EXERCISE DIRECTIONS:
Write out the records below once more, exactly as they stand.

--- Start ---

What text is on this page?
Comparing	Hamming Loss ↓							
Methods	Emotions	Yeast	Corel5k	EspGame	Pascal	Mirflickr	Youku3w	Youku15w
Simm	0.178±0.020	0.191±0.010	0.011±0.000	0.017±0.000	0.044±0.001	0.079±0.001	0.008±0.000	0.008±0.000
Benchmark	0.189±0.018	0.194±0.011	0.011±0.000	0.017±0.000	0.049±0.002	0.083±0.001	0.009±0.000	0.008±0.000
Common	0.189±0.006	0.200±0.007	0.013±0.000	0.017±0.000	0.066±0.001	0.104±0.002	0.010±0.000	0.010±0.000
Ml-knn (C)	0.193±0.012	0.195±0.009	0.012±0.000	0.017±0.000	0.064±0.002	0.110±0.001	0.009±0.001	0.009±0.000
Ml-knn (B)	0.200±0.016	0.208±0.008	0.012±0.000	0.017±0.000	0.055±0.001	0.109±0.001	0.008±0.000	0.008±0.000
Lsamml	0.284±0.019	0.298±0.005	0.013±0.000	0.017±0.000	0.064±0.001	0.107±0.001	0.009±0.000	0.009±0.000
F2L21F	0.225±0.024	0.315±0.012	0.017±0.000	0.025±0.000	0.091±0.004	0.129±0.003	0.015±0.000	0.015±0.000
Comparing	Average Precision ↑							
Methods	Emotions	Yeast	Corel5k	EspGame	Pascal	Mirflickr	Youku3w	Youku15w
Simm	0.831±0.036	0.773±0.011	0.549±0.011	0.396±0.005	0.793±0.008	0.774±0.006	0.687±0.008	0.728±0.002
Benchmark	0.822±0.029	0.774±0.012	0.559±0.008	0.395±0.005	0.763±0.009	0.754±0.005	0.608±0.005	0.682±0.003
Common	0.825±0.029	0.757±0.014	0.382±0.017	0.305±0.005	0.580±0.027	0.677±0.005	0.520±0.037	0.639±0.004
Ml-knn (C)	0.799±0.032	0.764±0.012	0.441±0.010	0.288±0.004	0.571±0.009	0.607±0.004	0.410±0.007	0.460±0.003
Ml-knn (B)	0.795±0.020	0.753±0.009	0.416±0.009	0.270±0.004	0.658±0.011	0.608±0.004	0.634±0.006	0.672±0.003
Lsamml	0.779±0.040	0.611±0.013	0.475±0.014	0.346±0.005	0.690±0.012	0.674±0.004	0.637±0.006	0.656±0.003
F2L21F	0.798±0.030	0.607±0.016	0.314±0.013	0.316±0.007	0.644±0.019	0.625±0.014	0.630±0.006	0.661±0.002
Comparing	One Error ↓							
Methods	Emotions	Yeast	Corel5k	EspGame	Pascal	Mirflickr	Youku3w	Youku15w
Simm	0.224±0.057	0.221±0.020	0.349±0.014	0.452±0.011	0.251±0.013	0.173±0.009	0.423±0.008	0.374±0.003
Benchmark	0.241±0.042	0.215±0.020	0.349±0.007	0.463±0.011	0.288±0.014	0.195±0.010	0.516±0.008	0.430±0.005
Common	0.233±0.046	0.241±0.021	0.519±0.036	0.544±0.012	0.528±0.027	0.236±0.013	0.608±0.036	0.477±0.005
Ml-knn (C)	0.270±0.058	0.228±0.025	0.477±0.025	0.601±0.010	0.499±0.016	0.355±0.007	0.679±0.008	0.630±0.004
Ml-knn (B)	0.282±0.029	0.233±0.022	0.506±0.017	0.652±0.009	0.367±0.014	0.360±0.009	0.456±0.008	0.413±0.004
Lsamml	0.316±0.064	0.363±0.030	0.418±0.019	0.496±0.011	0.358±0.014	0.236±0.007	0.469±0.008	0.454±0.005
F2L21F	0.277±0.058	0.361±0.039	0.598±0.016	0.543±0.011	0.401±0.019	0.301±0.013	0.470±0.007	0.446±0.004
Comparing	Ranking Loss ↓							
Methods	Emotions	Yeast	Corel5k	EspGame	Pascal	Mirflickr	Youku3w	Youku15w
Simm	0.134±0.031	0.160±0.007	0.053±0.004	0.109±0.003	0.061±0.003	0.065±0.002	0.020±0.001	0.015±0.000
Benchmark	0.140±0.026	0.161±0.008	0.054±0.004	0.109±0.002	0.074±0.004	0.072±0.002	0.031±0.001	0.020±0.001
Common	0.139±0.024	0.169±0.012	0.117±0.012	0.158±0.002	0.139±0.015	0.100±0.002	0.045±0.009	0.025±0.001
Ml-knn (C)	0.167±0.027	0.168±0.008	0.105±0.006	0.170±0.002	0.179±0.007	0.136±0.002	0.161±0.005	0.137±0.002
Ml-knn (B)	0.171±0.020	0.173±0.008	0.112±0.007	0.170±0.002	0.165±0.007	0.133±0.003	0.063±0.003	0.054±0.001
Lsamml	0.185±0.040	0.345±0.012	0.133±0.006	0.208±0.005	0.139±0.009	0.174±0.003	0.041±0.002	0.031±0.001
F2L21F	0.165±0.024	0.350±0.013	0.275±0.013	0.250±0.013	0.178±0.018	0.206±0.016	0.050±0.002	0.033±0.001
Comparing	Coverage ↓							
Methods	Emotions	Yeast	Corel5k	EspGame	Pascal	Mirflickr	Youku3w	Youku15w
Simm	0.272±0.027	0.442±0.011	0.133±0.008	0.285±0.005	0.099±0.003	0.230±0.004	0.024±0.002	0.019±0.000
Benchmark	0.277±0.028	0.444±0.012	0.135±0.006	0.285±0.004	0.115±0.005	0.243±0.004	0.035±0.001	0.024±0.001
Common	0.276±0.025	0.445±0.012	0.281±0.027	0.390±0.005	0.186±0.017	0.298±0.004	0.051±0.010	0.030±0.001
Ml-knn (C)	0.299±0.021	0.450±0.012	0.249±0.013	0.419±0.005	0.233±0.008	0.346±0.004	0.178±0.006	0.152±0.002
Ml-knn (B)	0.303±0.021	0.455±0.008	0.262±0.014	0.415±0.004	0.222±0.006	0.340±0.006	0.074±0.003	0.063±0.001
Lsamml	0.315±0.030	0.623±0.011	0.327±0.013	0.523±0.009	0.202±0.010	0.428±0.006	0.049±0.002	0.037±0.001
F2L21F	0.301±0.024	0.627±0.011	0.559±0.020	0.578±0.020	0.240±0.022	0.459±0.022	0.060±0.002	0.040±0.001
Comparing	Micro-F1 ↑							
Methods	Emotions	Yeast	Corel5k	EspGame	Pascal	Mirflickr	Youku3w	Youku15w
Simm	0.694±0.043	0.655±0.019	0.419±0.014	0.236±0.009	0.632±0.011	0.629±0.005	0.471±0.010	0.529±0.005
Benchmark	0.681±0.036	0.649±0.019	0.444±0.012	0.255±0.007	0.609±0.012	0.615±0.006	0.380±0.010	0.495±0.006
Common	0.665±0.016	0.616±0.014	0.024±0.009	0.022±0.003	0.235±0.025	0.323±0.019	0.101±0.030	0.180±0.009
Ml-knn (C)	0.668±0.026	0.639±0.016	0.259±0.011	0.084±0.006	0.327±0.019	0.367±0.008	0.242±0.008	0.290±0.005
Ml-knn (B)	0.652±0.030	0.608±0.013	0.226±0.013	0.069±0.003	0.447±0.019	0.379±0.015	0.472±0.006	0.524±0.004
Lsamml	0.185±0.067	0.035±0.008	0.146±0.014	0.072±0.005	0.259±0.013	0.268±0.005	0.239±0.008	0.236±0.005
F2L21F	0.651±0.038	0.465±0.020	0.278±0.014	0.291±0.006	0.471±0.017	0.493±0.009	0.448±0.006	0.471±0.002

--- End ---

RESULT:
What text is on this page?
Comparing	Hamming Loss ↓							
Methods	Emotions	Yeast	Corel5k	EspGame	Pascal	Mirflickr	Youku3w	Youku15w
Simm	0.178±0.020	0.191±0.010	0.011±0.000	0.017±0.000	0.044±0.001	0.079±0.001	0.008±0.000	0.008±0.000
Benchmark	0.189±0.018	0.194±0.011	0.011±0.000	0.017±0.000	0.049±0.002	0.083±0.001	0.009±0.000	0.008±0.000
Common	0.189±0.006	0.200±0.007	0.013±0.000	0.017±0.000	0.066±0.001	0.104±0.002	0.010±0.000	0.010±0.000
Ml-knn (C)	0.193±0.012	0.195±0.009	0.012±0.000	0.017±0.000	0.064±0.002	0.110±0.001	0.009±0.001	0.009±0.000
Ml-knn (B)	0.200±0.016	0.208±0.008	0.012±0.000	0.017±0.000	0.055±0.001	0.109±0.001	0.008±0.000	0.008±0.000
Lsamml	0.284±0.019	0.298±0.005	0.013±0.000	0.017±0.000	0.064±0.001	0.107±0.001	0.009±0.000	0.009±0.000
F2L21F	0.225±0.024	0.315±0.012	0.017±0.000	0.025±0.000	0.091±0.004	0.129±0.003	0.015±0.000	0.015±0.000
Comparing	Average Precision ↑							
Methods	Emotions	Yeast	Corel5k	EspGame	Pascal	Mirflickr	Youku3w	Youku15w
Simm	0.831±0.036	0.773±0.011	0.549±0.011	0.396±0.005	0.793±0.008	0.774±0.006	0.687±0.008	0.728±0.002
Benchmark	0.822±0.029	0.774±0.012	0.559±0.008	0.395±0.005	0.763±0.009	0.754±0.005	0.608±0.005	0.682±0.003
Common	0.825±0.029	0.757±0.014	0.382±0.017	0.305±0.005	0.580±0.027	0.677±0.005	0.520±0.037	0.639±0.004
Ml-knn (C)	0.799±0.032	0.764±0.012	0.441±0.010	0.288±0.004	0.571±0.009	0.607±0.004	0.410±0.007	0.460±0.003
Ml-knn (B)	0.795±0.020	0.753±0.009	0.416±0.009	0.270±0.004	0.658±0.011	0.608±0.004	0.634±0.006	0.672±0.003
Lsamml	0.779±0.040	0.611±0.013	0.475±0.014	0.346±0.005	0.690±0.012	0.674±0.004	0.637±0.006	0.656±0.003
F2L21F	0.798±0.030	0.607±0.016	0.314±0.013	0.316±0.007	0.644±0.019	0.625±0.014	0.630±0.006	0.661±0.002
Comparing	One Error ↓							
Methods	Emotions	Yeast	Corel5k	EspGame	Pascal	Mirflickr	Youku3w	Youku15w
Simm	0.224±0.057	0.221±0.020	0.349±0.014	0.452±0.011	0.251±0.013	0.173±0.009	0.423±0.008	0.374±0.003
Benchmark	0.241±0.042	0.215±0.020	0.349±0.007	0.463±0.011	0.288±0.014	0.195±0.010	0.516±0.008	0.430±0.005
Common	0.233±0.046	0.241±0.021	0.519±0.036	0.544±0.012	0.528±0.027	0.236±0.013	0.608±0.036	0.477±0.005
Ml-knn (C)	0.270±0.058	0.228±0.025	0.477±0.025	0.601±0.010	0.499±0.016	0.355±0.007	0.679±0.008	0.630±0.004
Ml-knn (B)	0.282±0.029	0.233±0.022	0.506±0.017	0.652±0.009	0.367±0.014	0.360±0.009	0.456±0.008	0.413±0.004
Lsamml	0.316±0.064	0.363±0.030	0.418±0.019	0.496±0.011	0.358±0.014	0.236±0.007	0.469±0.008	0.454±0.005
F2L21F	0.277±0.058	0.361±0.039	0.598±0.016	0.543±0.011	0.401±0.019	0.301±0.013	0.470±0.007	0.446±0.004
Comparing	Ranking Loss ↓							
Methods	Emotions	Yeast	Corel5k	EspGame	Pascal	Mirflickr	Youku3w	Youku15w
Simm	0.134±0.031	0.160±0.007	0.053±0.004	0.109±0.003	0.061±0.003	0.065±0.002	0.020±0.001	0.015±0.000
Benchmark	0.140±0.026	0.161±0.008	0.054±0.004	0.109±0.002	0.074±0.004	0.072±0.002	0.031±0.001	0.020±0.001
Common	0.139±0.024	0.169±0.012	0.117±0.012	0.158±0.002	0.139±0.015	0.100±0.002	0.045±0.009	0.025±0.001
Ml-knn (C)	0.167±0.027	0.168±0.008	0.105±0.006	0.170±0.002	0.179±0.007	0.136±0.002	0.161±0.005	0.137±0.002
Ml-knn (B)	0.171±0.020	0.173±0.008	0.112±0.007	0.170±0.002	0.165±0.007	0.133±0.003	0.063±0.003	0.054±0.001
Lsamml	0.185±0.040	0.345±0.012	0.133±0.006	0.208±0.005	0.139±0.009	0.174±0.003	0.041±0.002	0.031±0.001
F2L21F	0.165±0.024	0.350±0.013	0.275±0.013	0.250±0.013	0.178±0.018	0.206±0.016	0.050±0.002	0.033±0.001
Comparing	Coverage ↓							
Methods	Emotions	Yeast	Corel5k	EspGame	Pascal	Mirflickr	Youku3w	Youku15w
Simm	0.272±0.027	0.442±0.011	0.133±0.008	0.285±0.005	0.099±0.003	0.230±0.004	0.024±0.002	0.019±0.000
Benchmark	0.277±0.028	0.444±0.012	0.135±0.006	0.285±0.004	0.115±0.005	0.243±0.004	0.035±0.001	0.024±0.001
Common	0.276±0.025	0.445±0.012	0.281±0.027	0.390±0.005	0.186±0.017	0.298±0.004	0.051±0.010	0.030±0.001
Ml-knn (C)	0.299±0.021	0.450±0.012	0.249±0.013	0.419±0.005	0.233±0.008	0.346±0.004	0.178±0.006	0.152±0.002
Ml-knn (B)	0.303±0.021	0.455±0.008	0.262±0.014	0.415±0.004	0.222±0.006	0.340±0.006	0.074±0.003	0.063±0.001
Lsamml	0.315±0.030	0.623±0.011	0.327±0.013	0.523±0.009	0.202±0.010	0.428±0.006	0.049±0.002	0.037±0.001
F2L21F	0.301±0.024	0.627±0.011	0.559±0.020	0.578±0.020	0.240±0.022	0.459±0.022	0.060±0.002	0.040±0.001
Comparing	Micro-F1 ↑							
Methods	Emotions	Yeast	Corel5k	EspGame	Pascal	Mirflickr	Youku3w	Youku15w
Simm	0.694±0.043	0.655±0.019	0.419±0.014	0.236±0.009	0.632±0.011	0.629±0.005	0.471±0.010	0.529±0.005
Benchmark	0.681±0.036	0.649±0.019	0.444±0.012	0.255±0.007	0.609±0.012	0.615±0.006	0.380±0.010	0.495±0.006
Common	0.665±0.016	0.616±0.014	0.024±0.009	0.022±0.003	0.235±0.025	0.323±0.019	0.101±0.030	0.180±0.009
Ml-knn (C)	0.668±0.026	0.639±0.016	0.259±0.011	0.084±0.006	0.327±0.019	0.367±0.008	0.242±0.008	0.290±0.005
Ml-knn (B)	0.652±0.030	0.608±0.013	0.226±0.013	0.069±0.003	0.447±0.019	0.379±0.015	0.472±0.006	0.524±0.004
Lsamml	0.185±0.067	0.035±0.008	0.146±0.014	0.072±0.005	0.259±0.013	0.268±0.005	0.239±0.008	0.236±0.005
F2L21F	0.651±0.038	0.465±0.020	0.278±0.014	0.291±0.006	0.471±0.017	0.493±0.009	0.448±0.006	0.471±0.002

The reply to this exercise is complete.